Can you restate the records below word for word?

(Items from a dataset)

* * * * *

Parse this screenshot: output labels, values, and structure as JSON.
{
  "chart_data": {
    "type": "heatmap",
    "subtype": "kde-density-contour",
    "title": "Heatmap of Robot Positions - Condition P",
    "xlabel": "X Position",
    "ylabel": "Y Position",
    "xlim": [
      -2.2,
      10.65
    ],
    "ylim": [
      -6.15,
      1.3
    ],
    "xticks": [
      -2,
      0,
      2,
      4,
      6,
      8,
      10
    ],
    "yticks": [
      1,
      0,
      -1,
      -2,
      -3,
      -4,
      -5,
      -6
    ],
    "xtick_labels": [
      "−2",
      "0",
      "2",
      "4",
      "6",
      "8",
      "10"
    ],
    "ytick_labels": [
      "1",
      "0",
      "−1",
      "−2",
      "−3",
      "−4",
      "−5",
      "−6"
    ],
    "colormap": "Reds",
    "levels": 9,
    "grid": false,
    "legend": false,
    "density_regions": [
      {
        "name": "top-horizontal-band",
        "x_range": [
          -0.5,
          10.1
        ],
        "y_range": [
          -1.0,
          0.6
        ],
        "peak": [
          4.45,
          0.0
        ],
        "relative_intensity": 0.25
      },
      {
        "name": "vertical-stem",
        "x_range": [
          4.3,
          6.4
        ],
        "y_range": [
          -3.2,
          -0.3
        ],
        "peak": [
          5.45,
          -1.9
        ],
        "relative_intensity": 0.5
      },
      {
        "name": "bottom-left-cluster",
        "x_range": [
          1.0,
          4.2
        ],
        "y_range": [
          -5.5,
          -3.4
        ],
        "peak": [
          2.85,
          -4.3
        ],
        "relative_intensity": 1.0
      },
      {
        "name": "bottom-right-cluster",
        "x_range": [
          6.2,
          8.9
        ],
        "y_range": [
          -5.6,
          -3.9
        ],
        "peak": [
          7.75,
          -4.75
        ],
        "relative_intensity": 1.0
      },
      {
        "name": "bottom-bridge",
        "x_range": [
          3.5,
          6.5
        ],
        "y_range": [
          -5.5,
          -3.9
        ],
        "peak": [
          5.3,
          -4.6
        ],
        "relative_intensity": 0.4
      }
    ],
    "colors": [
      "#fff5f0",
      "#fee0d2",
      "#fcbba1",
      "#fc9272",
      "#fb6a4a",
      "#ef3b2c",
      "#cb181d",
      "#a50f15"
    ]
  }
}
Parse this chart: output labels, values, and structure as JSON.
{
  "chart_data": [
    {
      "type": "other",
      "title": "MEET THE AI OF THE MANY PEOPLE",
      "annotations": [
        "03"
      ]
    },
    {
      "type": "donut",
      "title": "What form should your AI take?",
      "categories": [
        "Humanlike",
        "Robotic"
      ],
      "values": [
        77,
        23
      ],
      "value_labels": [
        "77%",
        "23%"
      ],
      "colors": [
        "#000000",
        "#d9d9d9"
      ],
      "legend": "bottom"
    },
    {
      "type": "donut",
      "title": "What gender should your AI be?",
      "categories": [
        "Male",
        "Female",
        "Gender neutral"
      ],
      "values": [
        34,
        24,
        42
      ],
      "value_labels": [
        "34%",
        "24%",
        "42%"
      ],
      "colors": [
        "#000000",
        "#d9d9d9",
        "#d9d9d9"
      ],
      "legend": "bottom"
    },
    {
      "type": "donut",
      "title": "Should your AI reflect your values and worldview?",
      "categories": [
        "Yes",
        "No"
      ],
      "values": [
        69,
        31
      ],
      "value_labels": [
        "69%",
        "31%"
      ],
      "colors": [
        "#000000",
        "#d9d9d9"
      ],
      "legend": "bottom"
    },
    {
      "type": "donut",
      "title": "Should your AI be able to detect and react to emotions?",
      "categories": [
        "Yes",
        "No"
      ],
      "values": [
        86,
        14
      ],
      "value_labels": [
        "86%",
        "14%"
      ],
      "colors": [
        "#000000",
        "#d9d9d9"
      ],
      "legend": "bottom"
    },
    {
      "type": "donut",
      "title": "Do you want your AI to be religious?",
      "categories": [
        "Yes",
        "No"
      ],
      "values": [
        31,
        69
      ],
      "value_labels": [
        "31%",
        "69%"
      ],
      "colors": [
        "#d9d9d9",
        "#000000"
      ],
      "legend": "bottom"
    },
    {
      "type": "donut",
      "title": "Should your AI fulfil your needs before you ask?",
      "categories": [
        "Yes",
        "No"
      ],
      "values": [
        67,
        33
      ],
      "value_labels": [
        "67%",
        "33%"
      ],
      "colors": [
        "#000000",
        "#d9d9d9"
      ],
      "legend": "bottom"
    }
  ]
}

* * * * *

## Exercise response
Parse this screenshot: output labels, values, and structure as JSON.
{
  "chart_data": {
    "type": "heatmap",
    "subtype": "kde-density-contour",
    "title": "Heatmap of Robot Positions - Condition P",
    "xlabel": "X Position",
    "ylabel": "Y Position",
    "xlim": [
      -2.2,
      10.65
    ],
    "ylim": [
      -6.15,
      1.3
    ],
    "xticks": [
      -2,
      0,
      2,
      4,
      6,
      8,
      10
    ],
    "yticks": [
      1,
      0,
      -1,
      -2,
      -3,
      -4,
      -5,
      -6
    ],
    "xtick_labels": [
      "−2",
      "0",
      "2",
      "4",
      "6",
      "8",
      "10"
    ],
    "ytick_labels": [
      "1",
      "0",
      "−1",
      "−2",
      "−3",
      "−4",
      "−5",
      "−6"
    ],
    "colormap": "Reds",
    "levels": 9,
    "grid": false,
    "legend": false,
    "density_regions": [
      {
        "name": "top-horizontal-band",
        "x_range": [
          -0.5,
          10.1
        ],
        "y_range": [
          -1.0,
          0.6
        ],
        "peak": [
          4.45,
          0.0
        ],
        "relative_intensity": 0.25
      },
      {
        "name": "vertical-stem",
        "x_range": [
          4.3,
          6.4
        ],
        "y_range": [
          -3.2,
          -0.3
        ],
        "peak": [
          5.45,
          -1.9
        ],
        "relative_intensity": 0.5
      },
      {
        "name": "bottom-left-cluster",
        "x_range": [
          1.0,
          4.2
        ],
        "y_range": [
          -5.5,
          -3.4
        ],
        "peak": [
          2.85,
          -4.3
        ],
        "relative_intensity": 1.0
      },
      {
        "name": "bottom-right-cluster",
        "x_range": [
          6.2,
          8.9
        ],
        "y_range": [
          -5.6,
          -3.9
        ],
        "peak": [
          7.75,
          -4.75
        ],
        "relative_intensity": 1.0
      },
      {
        "name": "bottom-bridge",
        "x_range": [
          3.5,
          6.5
        ],
        "y_range": [
          -5.5,
          -3.9
        ],
        "peak": [
          5.3,
          -4.6
        ],
        "relative_intensity": 0.4
      }
    ],
    "colors": [
      "#fff5f0",
      "#fee0d2",
      "#fcbba1",
      "#fc9272",
      "#fb6a4a",
      "#ef3b2c",
      "#cb181d",
      "#a50f15"
    ]
  }
}
Parse this chart: output labels, values, and structure as JSON.
{
  "chart_data": [
    {
      "type": "other",
      "title": "MEET THE AI OF THE MANY PEOPLE",
      "annotations": [
        "03"
      ]
    },
    {
      "type": "donut",
      "title": "What form should your AI take?",
      "categories": [
        "Humanlike",
        "Robotic"
      ],
      "values": [
        77,
        23
      ],
      "value_labels": [
        "77%",
        "23%"
      ],
      "colors": [
        "#000000",
        "#d9d9d9"
      ],
      "legend": "bottom"
    },
    {
      "type": "donut",
      "title": "What gender should your AI be?",
      "categories": [
        "Male",
        "Female",
        "Gender neutral"
      ],
      "values": [
        34,
        24,
        42
      ],
      "value_labels": [
        "34%",
        "24%",
        "42%"
      ],
      "colors": [
        "#000000",
        "#d9d9d9",
        "#d9d9d9"
      ],
      "legend": "bottom"
    },
    {
      "type": "donut",
      "title": "Should your AI reflect your values and worldview?",
      "categories": [
        "Yes",
        "No"
      ],
      "values": [
        69,
        31
      ],
      "value_labels": [
        "69%",
        "31%"
      ],
      "colors": [
        "#000000",
        "#d9d9d9"
      ],
      "legend": "bottom"
    },
    {
      "type": "donut",
      "title": "Should your AI be able to detect and react to emotions?",
      "categories": [
        "Yes",
        "No"
      ],
      "values": [
        86,
        14
      ],
      "value_labels": [
        "86%",
        "14%"
      ],
      "colors": [
        "#000000",
        "#d9d9d9"
      ],
      "legend": "bottom"
    },
    {
      "type": "donut",
      "title": "Do you want your AI to be religious?",
      "categories": [
        "Yes",
        "No"
      ],
      "values": [
        31,
        69
      ],
      "value_labels": [
        "31%",
        "69%"
      ],
      "colors": [
        "#d9d9d9",
        "#000000"
      ],
      "legend": "bottom"
    },
    {
      "type": "donut",
      "title": "Should your AI fulfil your needs before you ask?",
      "categories": [
        "Yes",
        "No"
      ],
      "values": [
        67,
        33
      ],
      "value_labels": [
        "67%",
        "33%"
      ],
      "colors": [
        "#000000",
        "#d9d9d9"
      ],
      "legend": "bottom"
    }
  ]
}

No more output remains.